WHAT TO WORK ON:
Return the passage headed "What This Means for Nigerians" word for word, in full.

SELECTED EXTRACT:
What This Means for Nigerians
For the average Nigerian voter, this dispute matters because it affects the quality of choices available in elections. When party leaderships override primary results, they ensure that candidates they favour reach the ballot regardless of internal party preference. This often means less accountable, less qualified, or more compromised candidates than those party members actually chose. A voter in Lagos, Port Harcourt, or Kano has no direct influence over how parties nominate candidates—that power rests entirely with party structures. Yet if those structures are rigged or ignored, the voter’s voice is effectively negated before the general election campaign even begins.
The case also has economic implications. Political instability and weak institutions deter investment and slow economic growth. When Nigerians see their parties engaging in obvious procedural violations and candidates forced to spend millions on litigation rather than policy development, confidence in the political system erodes. This contributes to the broader environment of institutional weakness that keeps Nigeria’s investment climate fragile and its business environment uncertain. For young Nigerians seeking political participation as candidates, activists, or even casual supporters, cases like Hashim’s send a chilling message: the system is rigged against outsiders and newcomers, so why bother engaging?
Additionally, the dispute touches on voter registration and political participation. If Nigerians believe their votes don’t matter because candidates are pre-selected by party bosses regardless of internal processes, voter turnout declines. Turnout in recent Nigerian elections has hovered around 27-35%—historically low levels. Each legal dispute that exposes party manipulation likely depresses turnout further, as more Nigerians conclude that elections are predetermined theatre rather than genuine democratic competition. The Hashim case, if well-publicised, could either reinforce this cynicism or, if the court rules forcefully for him, slightly restore confidence in judicial enforcement of electoral law.

INFORMATION SHOWN:
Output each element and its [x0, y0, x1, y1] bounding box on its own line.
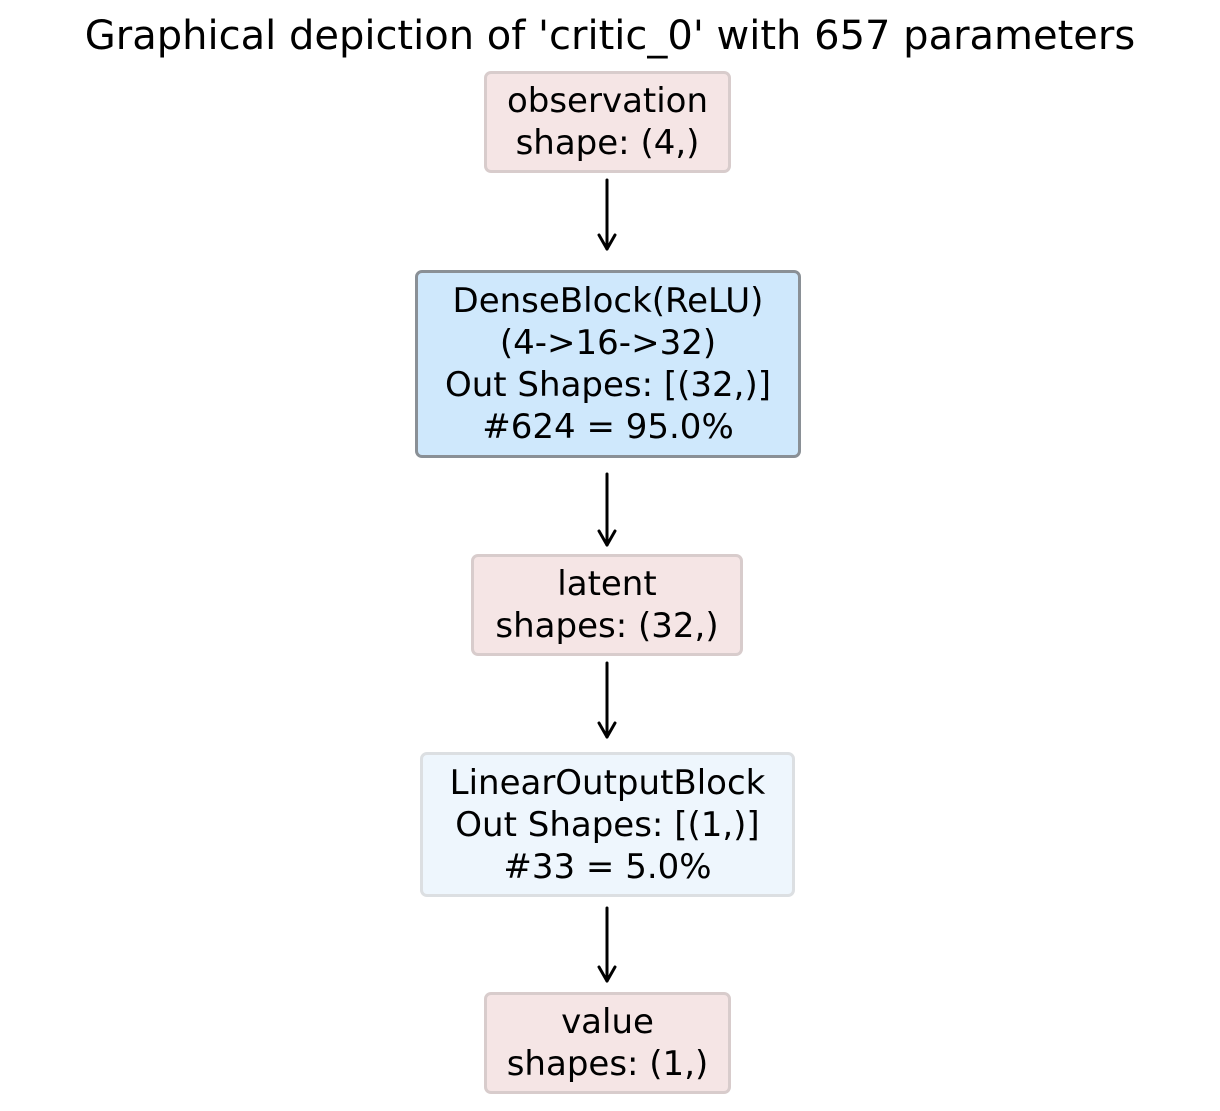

COMPLETE RESPONSE:
What This Means for Nigerians
For the average Nigerian voter, this dispute matters because it affects the quality of choices available in elections. When party leaderships override primary results, they ensure that candidates they favour reach the ballot regardless of internal party preference. This often means less accountable, less qualified, or more compromised candidates than those party members actually chose. A voter in Lagos, Port Harcourt, or Kano has no direct influence over how parties nominate candidates—that power rests entirely with party structures. Yet if those structures are rigged or ignored, the voter’s voice is effectively negated before the general election campaign even begins.
The case also has economic implications. Political instability and weak institutions deter investment and slow economic growth. When Nigerians see their parties engaging in obvious procedural violations and candidates forced to spend millions on litigation rather than policy development, confidence in the political system erodes. This contributes to the broader environment of institutional weakness that keeps Nigeria’s investment climate fragile and its business environment uncertain. For young Nigerians seeking political participation as candidates, activists, or even casual supporters, cases like Hashim’s send a chilling message: the system is rigged against outsiders and newcomers, so why bother engaging?
Additionally, the dispute touches on voter registration and political participation. If Nigerians believe their votes don’t matter because candidates are pre-selected by party bosses regardless of internal processes, voter turnout declines. Turnout in recent Nigerian elections has hovered around 27-35%—historically low levels. Each legal dispute that exposes party manipulation likely depresses turnout further, as more Nigerians conclude that elections are predetermined theatre rather than genuine democratic competition. The Hashim case, if well-publicised, could either reinforce this cynicism or, if the court rules forcefully for him, slightly restore confidence in judicial enforcement of electoral law.